Supplied data —
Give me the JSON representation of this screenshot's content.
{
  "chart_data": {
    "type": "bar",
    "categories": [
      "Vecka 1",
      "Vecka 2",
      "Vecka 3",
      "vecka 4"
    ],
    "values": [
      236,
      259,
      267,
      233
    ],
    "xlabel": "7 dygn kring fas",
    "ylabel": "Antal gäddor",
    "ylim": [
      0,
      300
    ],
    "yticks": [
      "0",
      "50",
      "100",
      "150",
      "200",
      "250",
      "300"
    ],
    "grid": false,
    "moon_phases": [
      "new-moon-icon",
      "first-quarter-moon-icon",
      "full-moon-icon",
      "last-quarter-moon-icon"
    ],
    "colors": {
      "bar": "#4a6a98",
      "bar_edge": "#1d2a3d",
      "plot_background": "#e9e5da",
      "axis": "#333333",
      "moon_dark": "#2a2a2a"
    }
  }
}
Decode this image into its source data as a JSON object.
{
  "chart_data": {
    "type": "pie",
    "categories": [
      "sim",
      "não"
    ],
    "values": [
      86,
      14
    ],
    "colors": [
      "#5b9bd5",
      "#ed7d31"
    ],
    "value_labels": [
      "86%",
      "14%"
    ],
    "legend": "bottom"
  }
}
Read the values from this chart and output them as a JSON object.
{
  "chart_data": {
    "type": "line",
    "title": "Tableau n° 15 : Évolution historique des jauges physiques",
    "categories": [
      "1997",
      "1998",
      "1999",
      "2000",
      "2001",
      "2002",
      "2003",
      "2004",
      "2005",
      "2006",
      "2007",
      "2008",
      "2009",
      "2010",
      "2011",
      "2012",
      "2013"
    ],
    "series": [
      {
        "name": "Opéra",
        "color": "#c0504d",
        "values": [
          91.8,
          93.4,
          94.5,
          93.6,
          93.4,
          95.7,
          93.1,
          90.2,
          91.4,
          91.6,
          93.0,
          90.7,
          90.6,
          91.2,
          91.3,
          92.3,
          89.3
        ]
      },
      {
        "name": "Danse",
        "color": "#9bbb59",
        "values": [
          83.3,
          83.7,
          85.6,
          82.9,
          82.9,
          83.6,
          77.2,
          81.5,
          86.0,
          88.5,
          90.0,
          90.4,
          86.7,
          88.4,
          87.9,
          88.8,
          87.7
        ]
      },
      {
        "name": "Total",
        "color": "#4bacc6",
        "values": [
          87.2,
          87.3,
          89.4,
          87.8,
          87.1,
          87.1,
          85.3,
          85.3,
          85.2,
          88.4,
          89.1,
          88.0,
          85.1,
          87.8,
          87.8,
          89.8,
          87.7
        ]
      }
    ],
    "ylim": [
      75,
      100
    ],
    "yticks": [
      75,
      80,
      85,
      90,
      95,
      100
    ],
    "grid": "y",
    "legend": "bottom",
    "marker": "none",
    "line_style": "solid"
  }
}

Required work — Scan the data above; copy every line where "quarter" appears.

Problem solution —
      "first-quarter-moon-icon",
      "last-quarter-moon-icon"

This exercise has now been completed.